Prompt :: Out of the lines below, please list those that hold the string "organización".

[Start of Data extract]

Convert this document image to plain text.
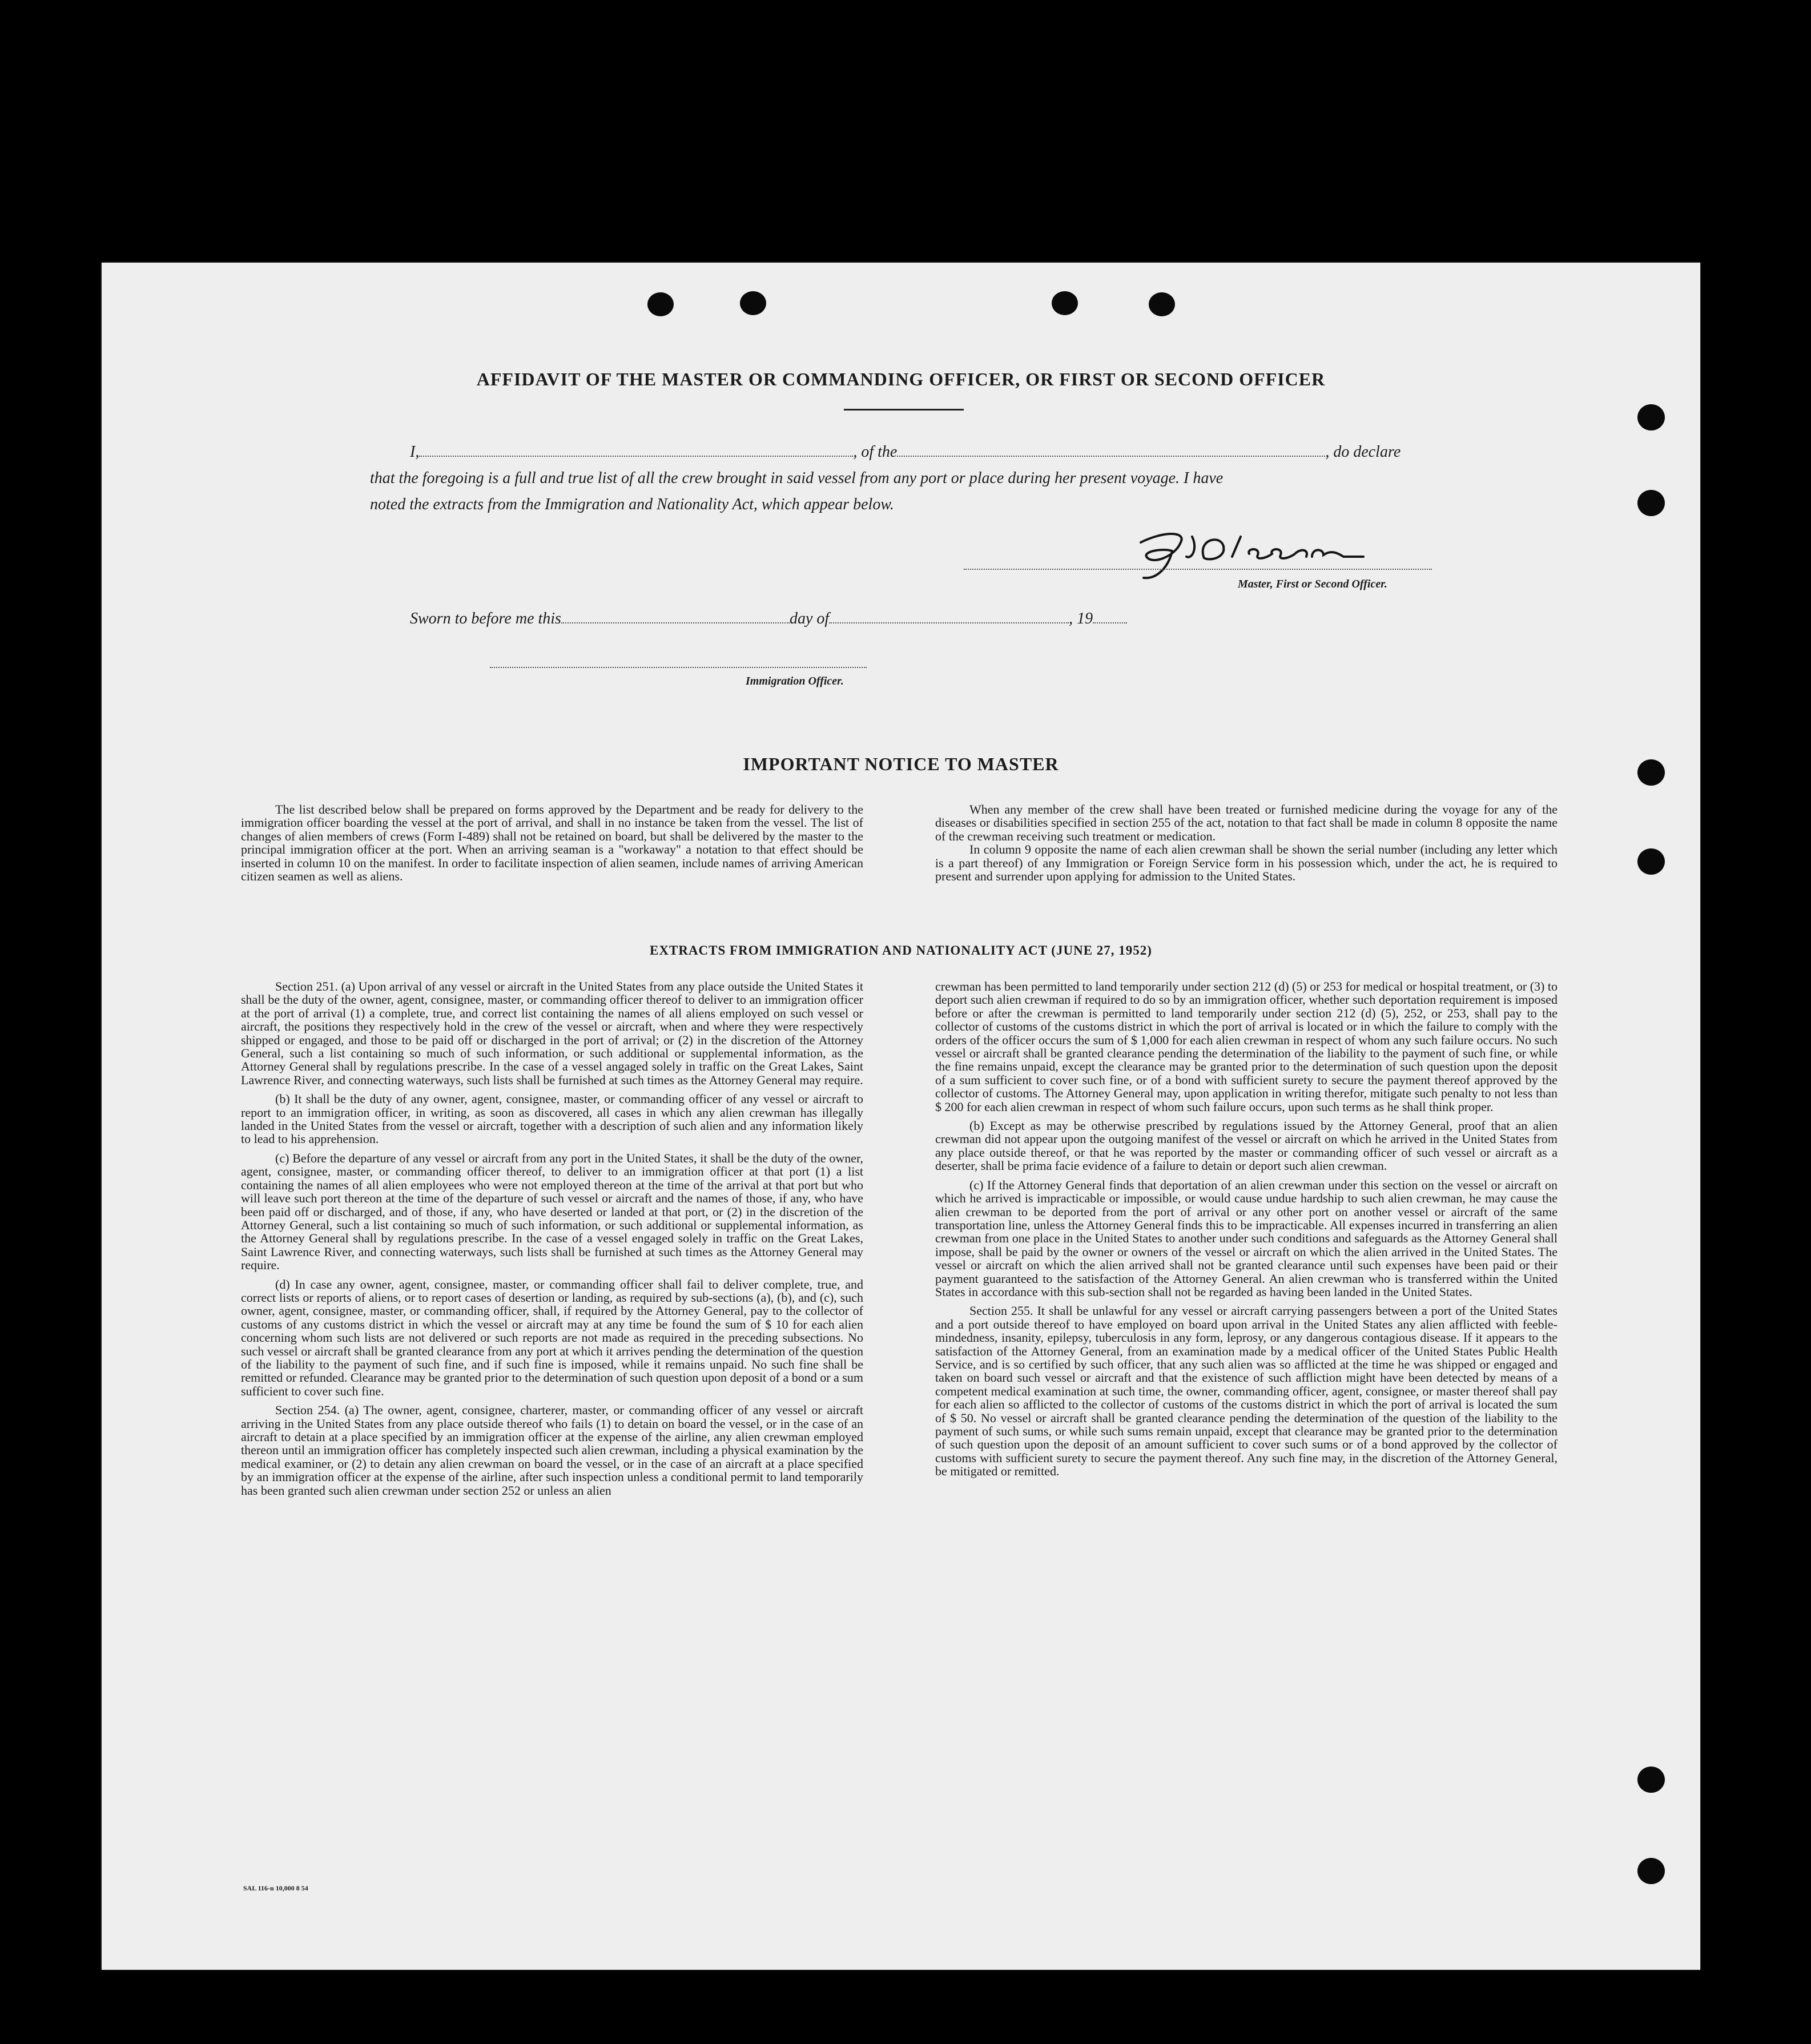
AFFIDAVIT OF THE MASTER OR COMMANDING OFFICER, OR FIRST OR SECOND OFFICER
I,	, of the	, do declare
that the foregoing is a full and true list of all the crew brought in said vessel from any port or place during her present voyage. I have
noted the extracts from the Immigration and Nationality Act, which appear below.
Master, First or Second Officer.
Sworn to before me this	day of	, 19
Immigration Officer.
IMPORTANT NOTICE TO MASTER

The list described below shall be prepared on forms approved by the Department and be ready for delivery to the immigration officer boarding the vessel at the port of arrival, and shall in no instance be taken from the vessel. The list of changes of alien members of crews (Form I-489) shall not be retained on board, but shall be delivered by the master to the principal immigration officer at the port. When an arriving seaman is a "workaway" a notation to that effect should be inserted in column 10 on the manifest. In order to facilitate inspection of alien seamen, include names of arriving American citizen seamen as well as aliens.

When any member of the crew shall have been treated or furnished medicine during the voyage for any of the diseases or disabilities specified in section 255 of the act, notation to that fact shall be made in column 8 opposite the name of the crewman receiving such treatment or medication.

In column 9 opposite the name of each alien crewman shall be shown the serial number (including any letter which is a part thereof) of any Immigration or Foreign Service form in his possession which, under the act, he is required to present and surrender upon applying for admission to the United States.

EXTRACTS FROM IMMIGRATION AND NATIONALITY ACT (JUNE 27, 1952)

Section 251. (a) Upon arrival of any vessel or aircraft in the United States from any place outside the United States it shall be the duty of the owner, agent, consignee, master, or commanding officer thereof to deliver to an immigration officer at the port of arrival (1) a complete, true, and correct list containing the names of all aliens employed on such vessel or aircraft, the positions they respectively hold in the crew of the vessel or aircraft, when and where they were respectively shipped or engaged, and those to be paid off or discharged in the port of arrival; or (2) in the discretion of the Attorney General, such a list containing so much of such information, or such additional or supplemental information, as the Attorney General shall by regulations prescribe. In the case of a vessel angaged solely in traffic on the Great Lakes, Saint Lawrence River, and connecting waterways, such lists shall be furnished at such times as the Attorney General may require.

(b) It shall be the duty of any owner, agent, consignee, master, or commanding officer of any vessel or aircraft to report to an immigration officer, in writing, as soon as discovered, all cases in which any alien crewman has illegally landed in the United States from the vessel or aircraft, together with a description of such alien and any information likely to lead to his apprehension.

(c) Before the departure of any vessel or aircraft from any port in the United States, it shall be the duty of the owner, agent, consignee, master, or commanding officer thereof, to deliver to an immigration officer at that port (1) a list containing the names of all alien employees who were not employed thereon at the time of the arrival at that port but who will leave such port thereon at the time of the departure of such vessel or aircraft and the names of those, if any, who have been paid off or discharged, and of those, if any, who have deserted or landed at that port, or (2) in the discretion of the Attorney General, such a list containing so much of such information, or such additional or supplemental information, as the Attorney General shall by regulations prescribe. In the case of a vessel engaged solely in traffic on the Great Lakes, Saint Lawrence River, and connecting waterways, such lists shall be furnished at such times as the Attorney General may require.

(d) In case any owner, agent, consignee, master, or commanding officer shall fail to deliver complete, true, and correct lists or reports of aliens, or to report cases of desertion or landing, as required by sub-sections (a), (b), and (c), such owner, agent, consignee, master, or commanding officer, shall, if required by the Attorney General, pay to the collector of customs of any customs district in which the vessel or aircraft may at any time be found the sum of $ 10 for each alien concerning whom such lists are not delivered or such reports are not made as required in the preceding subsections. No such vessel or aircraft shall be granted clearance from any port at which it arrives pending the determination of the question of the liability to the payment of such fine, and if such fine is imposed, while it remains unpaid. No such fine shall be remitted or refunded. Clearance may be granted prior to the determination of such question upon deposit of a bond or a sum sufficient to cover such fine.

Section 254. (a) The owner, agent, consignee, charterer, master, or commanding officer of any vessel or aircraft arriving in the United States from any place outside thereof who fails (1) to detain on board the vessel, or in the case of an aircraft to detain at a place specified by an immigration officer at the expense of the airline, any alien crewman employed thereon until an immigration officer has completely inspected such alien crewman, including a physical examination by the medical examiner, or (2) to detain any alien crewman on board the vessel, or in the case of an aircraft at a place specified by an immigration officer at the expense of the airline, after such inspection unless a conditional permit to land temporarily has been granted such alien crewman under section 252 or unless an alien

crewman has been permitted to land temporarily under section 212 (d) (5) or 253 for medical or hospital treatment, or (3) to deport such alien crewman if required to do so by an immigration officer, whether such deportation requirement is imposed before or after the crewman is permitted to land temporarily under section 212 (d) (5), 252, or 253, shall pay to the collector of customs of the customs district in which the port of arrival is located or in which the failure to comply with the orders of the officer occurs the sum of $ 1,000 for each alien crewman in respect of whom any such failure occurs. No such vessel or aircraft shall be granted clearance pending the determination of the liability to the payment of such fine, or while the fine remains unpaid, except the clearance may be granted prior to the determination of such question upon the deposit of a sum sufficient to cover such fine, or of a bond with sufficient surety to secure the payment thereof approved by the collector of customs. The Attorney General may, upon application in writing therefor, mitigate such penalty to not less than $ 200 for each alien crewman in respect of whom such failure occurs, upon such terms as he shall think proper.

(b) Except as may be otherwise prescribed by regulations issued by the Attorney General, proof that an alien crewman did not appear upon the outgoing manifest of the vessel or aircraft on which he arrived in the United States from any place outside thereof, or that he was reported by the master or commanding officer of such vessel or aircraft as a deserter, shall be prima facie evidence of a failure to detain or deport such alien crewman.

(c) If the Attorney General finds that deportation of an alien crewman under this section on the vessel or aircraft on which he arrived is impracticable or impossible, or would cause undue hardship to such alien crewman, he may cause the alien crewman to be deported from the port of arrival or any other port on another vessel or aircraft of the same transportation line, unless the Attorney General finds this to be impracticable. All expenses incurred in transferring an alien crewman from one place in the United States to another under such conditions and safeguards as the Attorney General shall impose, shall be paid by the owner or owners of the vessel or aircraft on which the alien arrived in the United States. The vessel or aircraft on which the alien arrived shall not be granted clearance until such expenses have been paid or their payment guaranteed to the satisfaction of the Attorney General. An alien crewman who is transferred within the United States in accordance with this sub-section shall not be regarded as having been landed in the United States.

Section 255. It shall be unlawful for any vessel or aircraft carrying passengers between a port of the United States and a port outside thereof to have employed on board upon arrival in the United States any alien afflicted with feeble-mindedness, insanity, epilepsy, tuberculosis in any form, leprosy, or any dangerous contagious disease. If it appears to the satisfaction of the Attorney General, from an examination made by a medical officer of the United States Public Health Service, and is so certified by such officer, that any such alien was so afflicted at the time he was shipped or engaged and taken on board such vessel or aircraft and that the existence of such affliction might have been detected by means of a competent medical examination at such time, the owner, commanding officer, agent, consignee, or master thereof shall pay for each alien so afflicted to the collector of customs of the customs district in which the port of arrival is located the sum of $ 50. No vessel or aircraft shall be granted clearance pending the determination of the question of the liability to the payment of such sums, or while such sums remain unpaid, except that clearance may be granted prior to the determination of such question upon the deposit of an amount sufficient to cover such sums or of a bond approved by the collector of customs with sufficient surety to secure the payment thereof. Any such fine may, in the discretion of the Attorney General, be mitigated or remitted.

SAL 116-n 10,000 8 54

[End of Data extract]
[Start of Data extract]

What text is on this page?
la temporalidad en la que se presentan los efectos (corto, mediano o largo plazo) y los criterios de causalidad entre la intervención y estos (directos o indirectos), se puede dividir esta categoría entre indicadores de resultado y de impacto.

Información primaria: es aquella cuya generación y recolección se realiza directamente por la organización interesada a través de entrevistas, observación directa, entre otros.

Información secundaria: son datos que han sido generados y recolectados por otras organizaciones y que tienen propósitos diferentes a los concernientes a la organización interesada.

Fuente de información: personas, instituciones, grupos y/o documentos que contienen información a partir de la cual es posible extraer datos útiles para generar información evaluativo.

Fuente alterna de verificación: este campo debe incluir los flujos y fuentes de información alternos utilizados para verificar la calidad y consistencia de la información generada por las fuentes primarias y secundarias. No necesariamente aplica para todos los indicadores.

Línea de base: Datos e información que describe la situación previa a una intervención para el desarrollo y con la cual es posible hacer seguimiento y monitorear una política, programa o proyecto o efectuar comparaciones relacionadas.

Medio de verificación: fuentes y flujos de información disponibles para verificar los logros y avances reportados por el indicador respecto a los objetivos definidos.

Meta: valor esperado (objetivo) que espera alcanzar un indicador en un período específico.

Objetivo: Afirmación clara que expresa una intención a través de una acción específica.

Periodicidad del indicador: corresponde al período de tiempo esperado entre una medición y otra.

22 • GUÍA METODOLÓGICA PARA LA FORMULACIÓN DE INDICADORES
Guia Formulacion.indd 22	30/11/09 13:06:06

[End of Data extract]
[Start of Data extract]

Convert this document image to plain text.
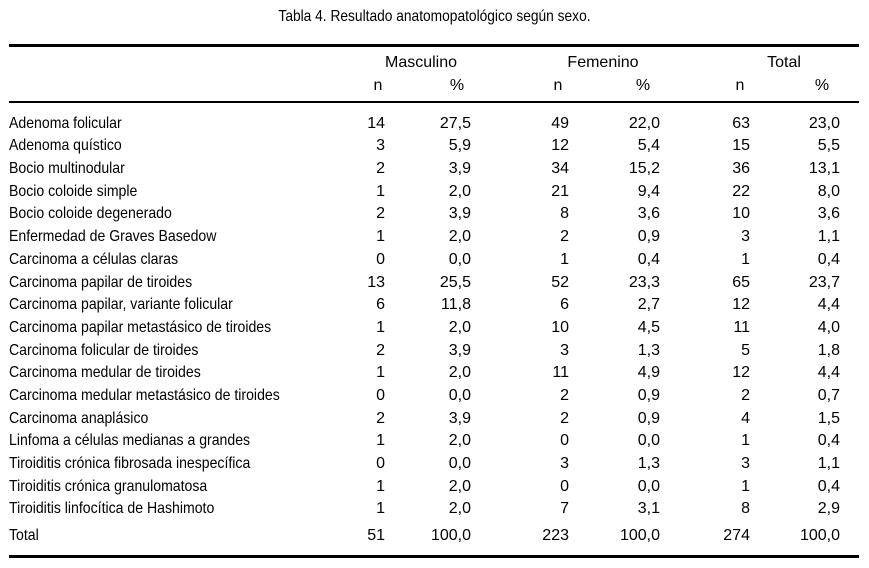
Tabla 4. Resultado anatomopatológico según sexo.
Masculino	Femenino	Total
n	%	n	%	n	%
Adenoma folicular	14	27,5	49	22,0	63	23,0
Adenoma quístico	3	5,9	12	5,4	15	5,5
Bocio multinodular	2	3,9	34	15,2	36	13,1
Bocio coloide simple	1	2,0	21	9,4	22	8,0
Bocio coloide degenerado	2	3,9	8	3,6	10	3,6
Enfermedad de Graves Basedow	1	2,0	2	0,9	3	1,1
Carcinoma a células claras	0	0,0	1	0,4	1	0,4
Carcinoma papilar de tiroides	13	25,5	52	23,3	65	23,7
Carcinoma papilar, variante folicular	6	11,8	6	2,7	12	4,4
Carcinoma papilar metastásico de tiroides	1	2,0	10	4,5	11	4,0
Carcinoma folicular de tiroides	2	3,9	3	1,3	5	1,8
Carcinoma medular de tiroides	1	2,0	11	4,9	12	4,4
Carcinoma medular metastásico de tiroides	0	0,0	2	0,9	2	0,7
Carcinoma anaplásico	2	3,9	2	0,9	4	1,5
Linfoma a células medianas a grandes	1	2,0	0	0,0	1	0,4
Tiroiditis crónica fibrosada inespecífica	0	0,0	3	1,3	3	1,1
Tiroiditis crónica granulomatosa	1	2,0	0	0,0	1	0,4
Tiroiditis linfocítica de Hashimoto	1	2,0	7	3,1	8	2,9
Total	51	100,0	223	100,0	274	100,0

[End of Data extract]

Solution to this task ::
Información primaria: es aquella cuya generación y recolección se realiza directamente por la organización interesada a través de entrevistas, observación directa, entre otros.
Información secundaria: son datos que han sido generados y recolectados por otras organizaciones y que tienen propósitos diferentes a los concernientes a la organización interesada.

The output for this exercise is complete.